— start —
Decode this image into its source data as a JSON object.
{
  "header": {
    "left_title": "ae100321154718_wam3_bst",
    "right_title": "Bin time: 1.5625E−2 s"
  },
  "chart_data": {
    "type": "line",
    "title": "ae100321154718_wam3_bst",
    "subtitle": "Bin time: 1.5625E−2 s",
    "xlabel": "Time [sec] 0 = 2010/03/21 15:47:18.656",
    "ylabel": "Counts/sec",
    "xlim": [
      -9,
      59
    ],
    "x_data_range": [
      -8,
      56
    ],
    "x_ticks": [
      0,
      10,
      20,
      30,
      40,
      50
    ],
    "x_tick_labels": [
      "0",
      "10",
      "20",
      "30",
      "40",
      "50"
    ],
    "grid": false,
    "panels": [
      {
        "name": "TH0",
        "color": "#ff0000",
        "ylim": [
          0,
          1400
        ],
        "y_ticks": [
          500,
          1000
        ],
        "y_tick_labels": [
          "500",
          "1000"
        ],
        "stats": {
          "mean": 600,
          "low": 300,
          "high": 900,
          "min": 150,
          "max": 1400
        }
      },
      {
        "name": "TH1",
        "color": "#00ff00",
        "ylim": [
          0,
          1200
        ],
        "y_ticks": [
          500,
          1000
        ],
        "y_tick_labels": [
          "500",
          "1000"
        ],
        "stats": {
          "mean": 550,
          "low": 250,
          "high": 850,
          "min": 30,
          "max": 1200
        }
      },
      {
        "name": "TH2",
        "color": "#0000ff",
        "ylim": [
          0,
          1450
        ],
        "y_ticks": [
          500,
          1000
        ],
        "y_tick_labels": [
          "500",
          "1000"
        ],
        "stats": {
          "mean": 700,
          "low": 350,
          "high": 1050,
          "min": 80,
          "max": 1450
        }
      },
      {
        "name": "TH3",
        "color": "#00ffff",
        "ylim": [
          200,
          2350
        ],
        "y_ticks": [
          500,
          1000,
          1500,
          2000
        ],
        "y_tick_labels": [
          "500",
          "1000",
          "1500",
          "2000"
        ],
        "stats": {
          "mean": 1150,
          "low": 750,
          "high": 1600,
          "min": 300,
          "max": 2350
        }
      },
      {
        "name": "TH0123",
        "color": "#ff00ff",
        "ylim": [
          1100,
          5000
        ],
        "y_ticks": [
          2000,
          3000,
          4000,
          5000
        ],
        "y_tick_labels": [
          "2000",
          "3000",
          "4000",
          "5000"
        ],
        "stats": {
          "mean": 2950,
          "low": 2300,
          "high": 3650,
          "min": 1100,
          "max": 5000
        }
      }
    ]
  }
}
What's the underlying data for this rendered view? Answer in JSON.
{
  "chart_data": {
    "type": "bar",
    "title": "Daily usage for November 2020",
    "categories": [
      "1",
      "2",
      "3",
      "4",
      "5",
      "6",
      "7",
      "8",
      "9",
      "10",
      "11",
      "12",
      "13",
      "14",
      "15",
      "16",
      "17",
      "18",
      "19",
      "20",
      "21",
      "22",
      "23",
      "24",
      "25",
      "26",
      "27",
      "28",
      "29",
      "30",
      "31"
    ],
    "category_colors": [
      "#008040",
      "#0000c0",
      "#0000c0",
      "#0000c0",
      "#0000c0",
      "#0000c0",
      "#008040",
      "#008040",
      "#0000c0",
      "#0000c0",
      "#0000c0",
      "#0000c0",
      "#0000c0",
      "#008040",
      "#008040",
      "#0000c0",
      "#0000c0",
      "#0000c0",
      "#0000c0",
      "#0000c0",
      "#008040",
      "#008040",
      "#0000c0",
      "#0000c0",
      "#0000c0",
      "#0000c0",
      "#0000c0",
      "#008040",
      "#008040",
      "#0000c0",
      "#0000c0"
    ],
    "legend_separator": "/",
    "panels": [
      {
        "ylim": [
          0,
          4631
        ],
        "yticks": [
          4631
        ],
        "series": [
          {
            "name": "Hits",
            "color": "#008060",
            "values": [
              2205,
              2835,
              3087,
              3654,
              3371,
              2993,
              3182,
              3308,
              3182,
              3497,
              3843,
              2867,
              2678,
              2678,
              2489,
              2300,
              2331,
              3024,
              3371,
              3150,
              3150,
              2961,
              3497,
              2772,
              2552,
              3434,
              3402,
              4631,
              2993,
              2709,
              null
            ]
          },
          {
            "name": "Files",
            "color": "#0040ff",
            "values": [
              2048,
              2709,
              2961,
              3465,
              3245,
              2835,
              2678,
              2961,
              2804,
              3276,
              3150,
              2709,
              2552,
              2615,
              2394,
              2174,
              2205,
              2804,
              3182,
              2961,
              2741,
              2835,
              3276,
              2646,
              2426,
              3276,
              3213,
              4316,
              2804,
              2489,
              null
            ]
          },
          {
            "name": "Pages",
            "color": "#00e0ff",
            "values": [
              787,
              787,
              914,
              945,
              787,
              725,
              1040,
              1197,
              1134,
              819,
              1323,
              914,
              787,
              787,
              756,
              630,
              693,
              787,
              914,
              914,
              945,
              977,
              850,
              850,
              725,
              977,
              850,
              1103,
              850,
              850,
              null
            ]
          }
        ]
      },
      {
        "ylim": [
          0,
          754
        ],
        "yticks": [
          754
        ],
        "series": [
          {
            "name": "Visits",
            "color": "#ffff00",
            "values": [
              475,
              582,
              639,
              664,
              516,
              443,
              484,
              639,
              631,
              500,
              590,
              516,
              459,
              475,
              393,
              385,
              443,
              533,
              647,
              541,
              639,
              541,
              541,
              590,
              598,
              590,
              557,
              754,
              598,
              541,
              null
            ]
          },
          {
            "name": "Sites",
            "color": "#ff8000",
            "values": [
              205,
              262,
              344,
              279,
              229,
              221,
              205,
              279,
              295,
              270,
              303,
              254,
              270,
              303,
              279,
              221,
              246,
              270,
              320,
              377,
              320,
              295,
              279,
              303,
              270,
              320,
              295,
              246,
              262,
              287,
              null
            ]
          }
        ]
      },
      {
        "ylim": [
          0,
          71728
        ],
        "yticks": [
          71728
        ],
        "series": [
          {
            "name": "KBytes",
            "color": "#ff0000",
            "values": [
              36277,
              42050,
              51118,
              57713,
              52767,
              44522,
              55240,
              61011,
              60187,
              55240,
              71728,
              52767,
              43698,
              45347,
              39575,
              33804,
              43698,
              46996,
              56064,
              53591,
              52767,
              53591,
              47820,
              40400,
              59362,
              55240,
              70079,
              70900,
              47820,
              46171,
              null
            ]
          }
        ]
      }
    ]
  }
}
— end —
_Exercise prompt:_
Repeat every record exactly as written, please.

_The solution:_
Decode this image into its source data as a JSON object.
{
  "header": {
    "left_title": "ae100321154718_wam3_bst",
    "right_title": "Bin time: 1.5625E−2 s"
  },
  "chart_data": {
    "type": "line",
    "title": "ae100321154718_wam3_bst",
    "subtitle": "Bin time: 1.5625E−2 s",
    "xlabel": "Time [sec] 0 = 2010/03/21 15:47:18.656",
    "ylabel": "Counts/sec",
    "xlim": [
      -9,
      59
    ],
    "x_data_range": [
      -8,
      56
    ],
    "x_ticks": [
      0,
      10,
      20,
      30,
      40,
      50
    ],
    "x_tick_labels": [
      "0",
      "10",
      "20",
      "30",
      "40",
      "50"
    ],
    "grid": false,
    "panels": [
      {
        "name": "TH0",
        "color": "#ff0000",
        "ylim": [
          0,
          1400
        ],
        "y_ticks": [
          500,
          1000
        ],
        "y_tick_labels": [
          "500",
          "1000"
        ],
        "stats": {
          "mean": 600,
          "low": 300,
          "high": 900,
          "min": 150,
          "max": 1400
        }
      },
      {
        "name": "TH1",
        "color": "#00ff00",
        "ylim": [
          0,
          1200
        ],
        "y_ticks": [
          500,
          1000
        ],
        "y_tick_labels": [
          "500",
          "1000"
        ],
        "stats": {
          "mean": 550,
          "low": 250,
          "high": 850,
          "min": 30,
          "max": 1200
        }
      },
      {
        "name": "TH2",
        "color": "#0000ff",
        "ylim": [
          0,
          1450
        ],
        "y_ticks": [
          500,
          1000
        ],
        "y_tick_labels": [
          "500",
          "1000"
        ],
        "stats": {
          "mean": 700,
          "low": 350,
          "high": 1050,
          "min": 80,
          "max": 1450
        }
      },
      {
        "name": "TH3",
        "color": "#00ffff",
        "ylim": [
          200,
          2350
        ],
        "y_ticks": [
          500,
          1000,
          1500,
          2000
        ],
        "y_tick_labels": [
          "500",
          "1000",
          "1500",
          "2000"
        ],
        "stats": {
          "mean": 1150,
          "low": 750,
          "high": 1600,
          "min": 300,
          "max": 2350
        }
      },
      {
        "name": "TH0123",
        "color": "#ff00ff",
        "ylim": [
          1100,
          5000
        ],
        "y_ticks": [
          2000,
          3000,
          4000,
          5000
        ],
        "y_tick_labels": [
          "2000",
          "3000",
          "4000",
          "5000"
        ],
        "stats": {
          "mean": 2950,
          "low": 2300,
          "high": 3650,
          "min": 1100,
          "max": 5000
        }
      }
    ]
  }
}
What's the underlying data for this rendered view? Answer in JSON.
{
  "chart_data": {
    "type": "bar",
    "title": "Daily usage for November 2020",
    "categories": [
      "1",
      "2",
      "3",
      "4",
      "5",
      "6",
      "7",
      "8",
      "9",
      "10",
      "11",
      "12",
      "13",
      "14",
      "15",
      "16",
      "17",
      "18",
      "19",
      "20",
      "21",
      "22",
      "23",
      "24",
      "25",
      "26",
      "27",
      "28",
      "29",
      "30",
      "31"
    ],
    "category_colors": [
      "#008040",
      "#0000c0",
      "#0000c0",
      "#0000c0",
      "#0000c0",
      "#0000c0",
      "#008040",
      "#008040",
      "#0000c0",
      "#0000c0",
      "#0000c0",
      "#0000c0",
      "#0000c0",
      "#008040",
      "#008040",
      "#0000c0",
      "#0000c0",
      "#0000c0",
      "#0000c0",
      "#0000c0",
      "#008040",
      "#008040",
      "#0000c0",
      "#0000c0",
      "#0000c0",
      "#0000c0",
      "#0000c0",
      "#008040",
      "#008040",
      "#0000c0",
      "#0000c0"
    ],
    "legend_separator": "/",
    "panels": [
      {
        "ylim": [
          0,
          4631
        ],
        "yticks": [
          4631
        ],
        "series": [
          {
            "name": "Hits",
            "color": "#008060",
            "values": [
              2205,
              2835,
              3087,
              3654,
              3371,
              2993,
              3182,
              3308,
              3182,
              3497,
              3843,
              2867,
              2678,
              2678,
              2489,
              2300,
              2331,
              3024,
              3371,
              3150,
              3150,
              2961,
              3497,
              2772,
              2552,
              3434,
              3402,
              4631,
              2993,
              2709,
              null
            ]
          },
          {
            "name": "Files",
            "color": "#0040ff",
            "values": [
              2048,
              2709,
              2961,
              3465,
              3245,
              2835,
              2678,
              2961,
              2804,
              3276,
              3150,
              2709,
              2552,
              2615,
              2394,
              2174,
              2205,
              2804,
              3182,
              2961,
              2741,
              2835,
              3276,
              2646,
              2426,
              3276,
              3213,
              4316,
              2804,
              2489,
              null
            ]
          },
          {
            "name": "Pages",
            "color": "#00e0ff",
            "values": [
              787,
              787,
              914,
              945,
              787,
              725,
              1040,
              1197,
              1134,
              819,
              1323,
              914,
              787,
              787,
              756,
              630,
              693,
              787,
              914,
              914,
              945,
              977,
              850,
              850,
              725,
              977,
              850,
              1103,
              850,
              850,
              null
            ]
          }
        ]
      },
      {
        "ylim": [
          0,
          754
        ],
        "yticks": [
          754
        ],
        "series": [
          {
            "name": "Visits",
            "color": "#ffff00",
            "values": [
              475,
              582,
              639,
              664,
              516,
              443,
              484,
              639,
              631,
              500,
              590,
              516,
              459,
              475,
              393,
              385,
              443,
              533,
              647,
              541,
              639,
              541,
              541,
              590,
              598,
              590,
              557,
              754,
              598,
              541,
              null
            ]
          },
          {
            "name": "Sites",
            "color": "#ff8000",
            "values": [
              205,
              262,
              344,
              279,
              229,
              221,
              205,
              279,
              295,
              270,
              303,
              254,
              270,
              303,
              279,
              221,
              246,
              270,
              320,
              377,
              320,
              295,
              279,
              303,
              270,
              320,
              295,
              246,
              262,
              287,
              null
            ]
          }
        ]
      },
      {
        "ylim": [
          0,
          71728
        ],
        "yticks": [
          71728
        ],
        "series": [
          {
            "name": "KBytes",
            "color": "#ff0000",
            "values": [
              36277,
              42050,
              51118,
              57713,
              52767,
              44522,
              55240,
              61011,
              60187,
              55240,
              71728,
              52767,
              43698,
              45347,
              39575,
              33804,
              43698,
              46996,
              56064,
              53591,
              52767,
              53591,
              47820,
              40400,
              59362,
              55240,
              70079,
              70900,
              47820,
              46171,
              null
            ]
          }
        ]
      }
    ]
  }
}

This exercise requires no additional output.